INPUT MATERIAL:
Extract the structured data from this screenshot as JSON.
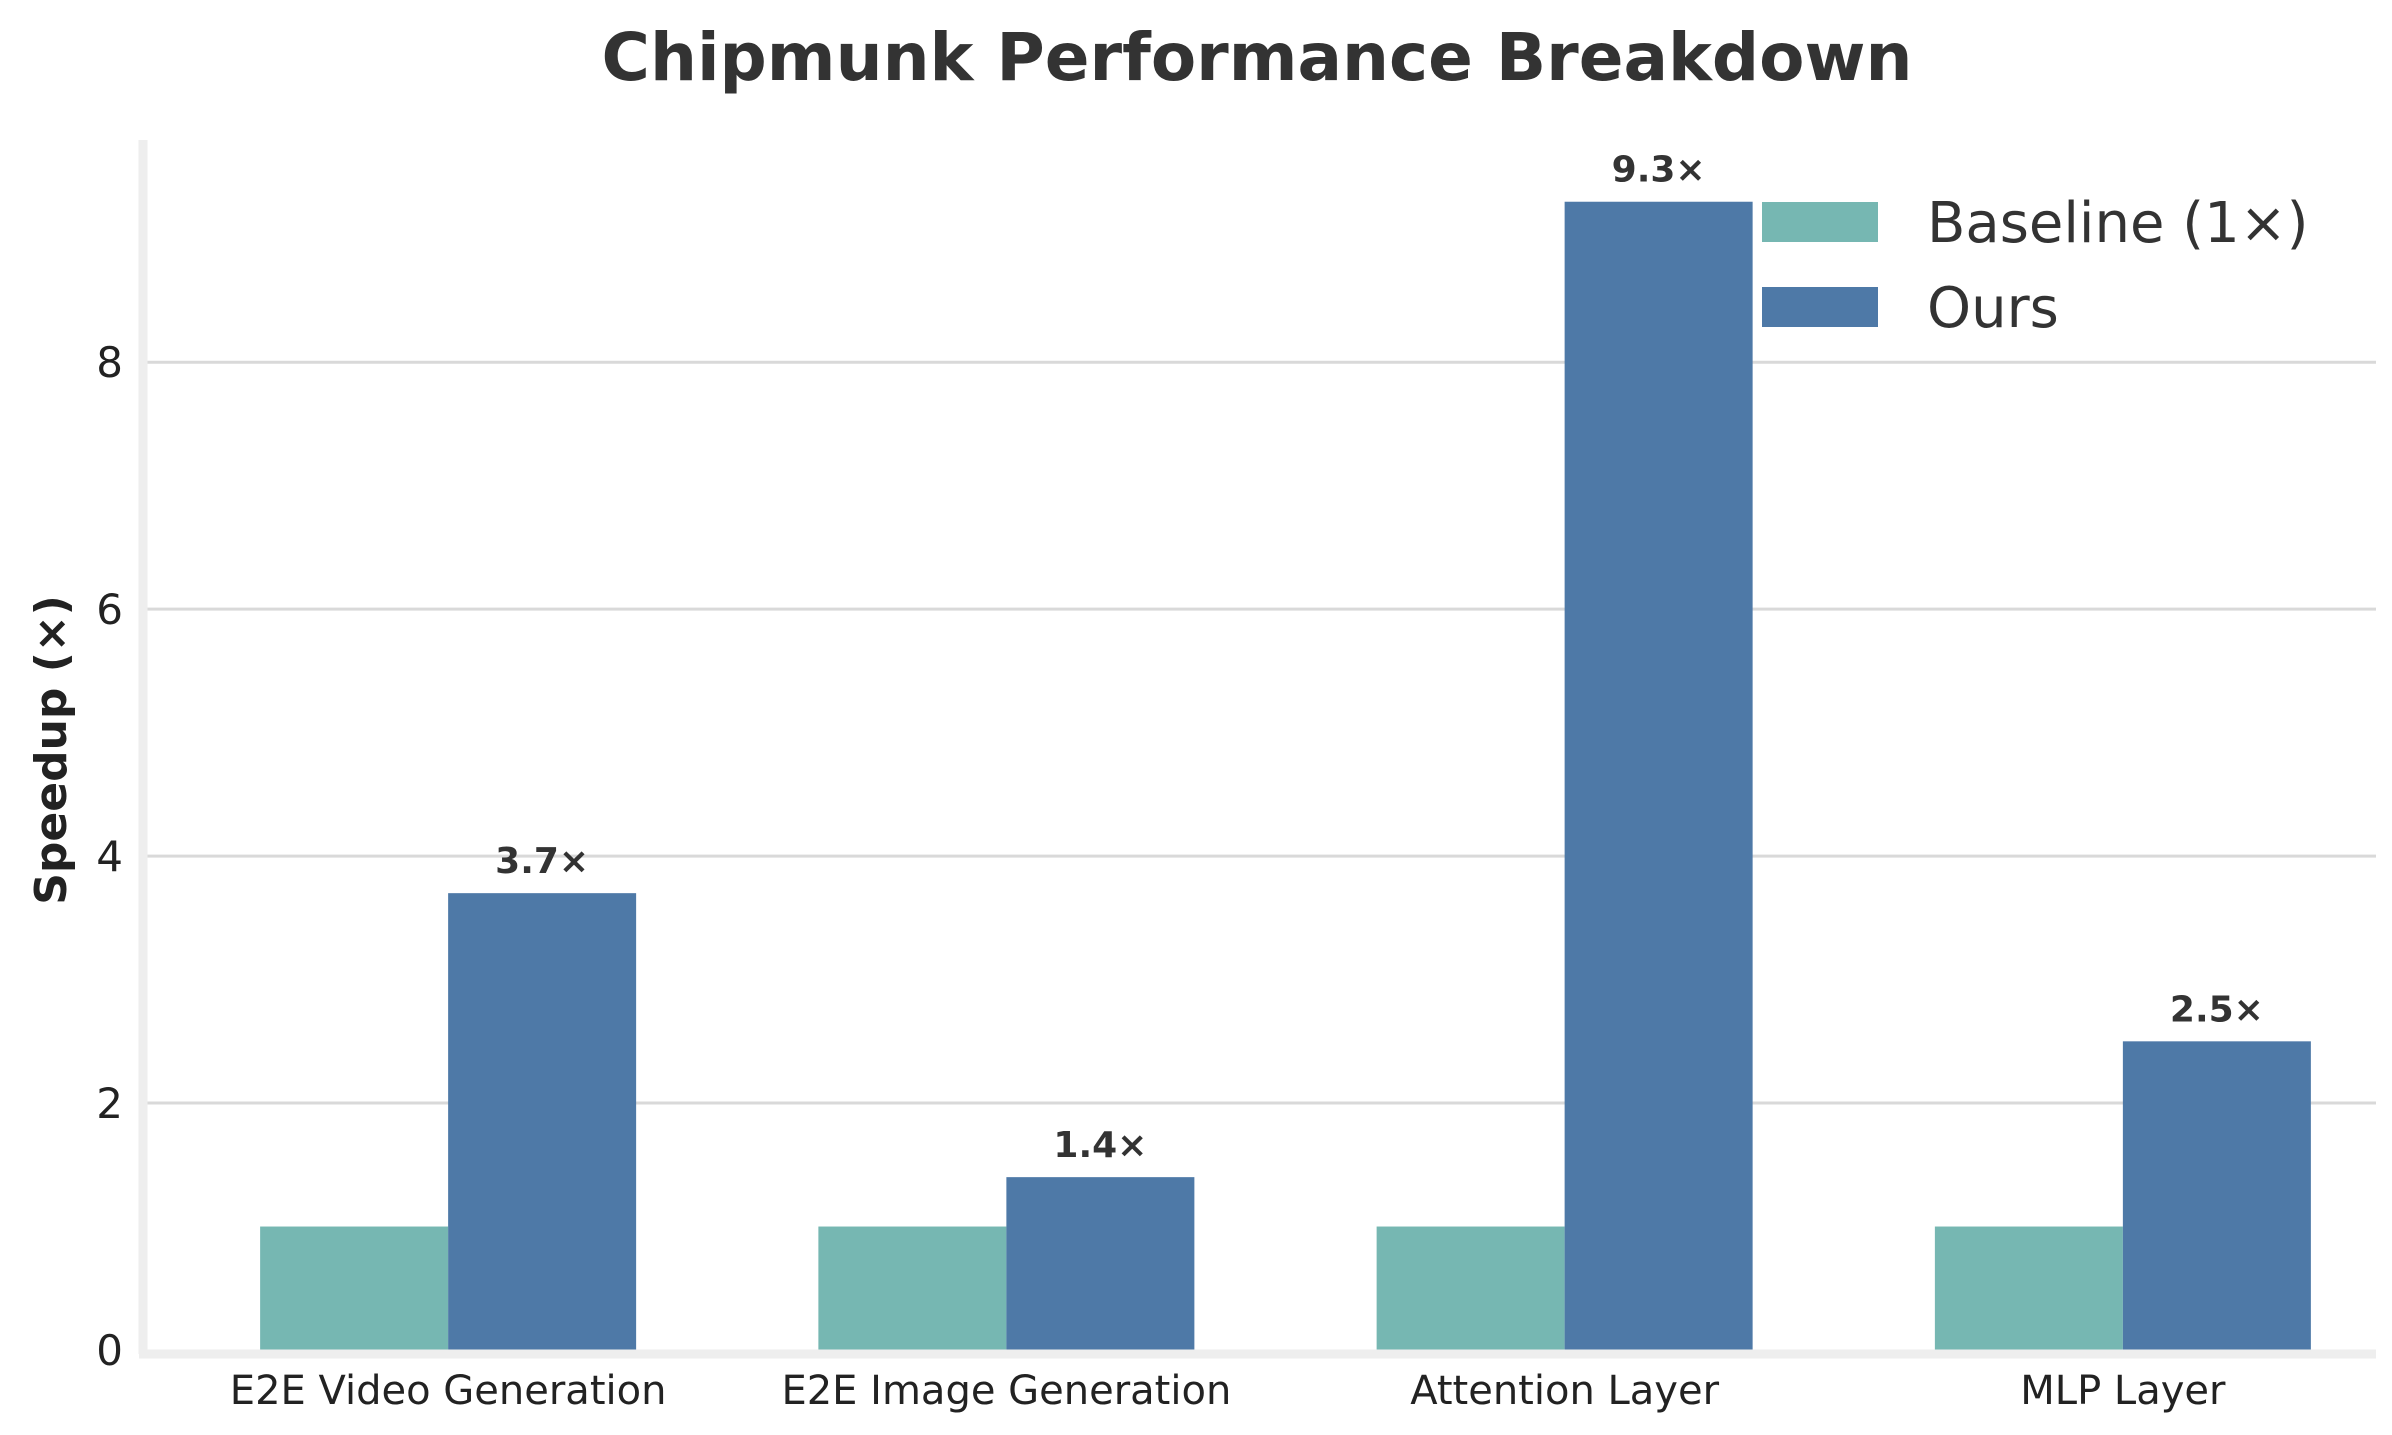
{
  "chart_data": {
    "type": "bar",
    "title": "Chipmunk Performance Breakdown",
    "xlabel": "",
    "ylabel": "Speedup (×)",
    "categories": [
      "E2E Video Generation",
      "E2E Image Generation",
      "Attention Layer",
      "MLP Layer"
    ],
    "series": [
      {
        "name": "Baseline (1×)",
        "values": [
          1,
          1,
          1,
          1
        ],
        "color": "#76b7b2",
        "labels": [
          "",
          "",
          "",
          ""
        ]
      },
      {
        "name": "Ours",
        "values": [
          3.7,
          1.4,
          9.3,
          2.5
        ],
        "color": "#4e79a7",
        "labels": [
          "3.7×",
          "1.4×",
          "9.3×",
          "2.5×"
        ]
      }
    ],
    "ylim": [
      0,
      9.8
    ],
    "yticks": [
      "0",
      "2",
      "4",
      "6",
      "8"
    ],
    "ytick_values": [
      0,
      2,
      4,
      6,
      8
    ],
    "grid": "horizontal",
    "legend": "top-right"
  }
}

WHAT IS EXPECTED: Return each line from the material above exactly, but not the pictures.

FINAL RESULT:
Extract the structured data from this screenshot as JSON.
{
  "chart_data": {
    "type": "bar",
    "title": "Chipmunk Performance Breakdown",
    "xlabel": "",
    "ylabel": "Speedup (×)",
    "categories": [
      "E2E Video Generation",
      "E2E Image Generation",
      "Attention Layer",
      "MLP Layer"
    ],
    "series": [
      {
        "name": "Baseline (1×)",
        "values": [
          1,
          1,
          1,
          1
        ],
        "color": "#76b7b2",
        "labels": [
          "",
          "",
          "",
          ""
        ]
      },
      {
        "name": "Ours",
        "values": [
          3.7,
          1.4,
          9.3,
          2.5
        ],
        "color": "#4e79a7",
        "labels": [
          "3.7×",
          "1.4×",
          "9.3×",
          "2.5×"
        ]
      }
    ],
    "ylim": [
      0,
      9.8
    ],
    "yticks": [
      "0",
      "2",
      "4",
      "6",
      "8"
    ],
    "ytick_values": [
      0,
      2,
      4,
      6,
      8
    ],
    "grid": "horizontal",
    "legend": "top-right"
  }
}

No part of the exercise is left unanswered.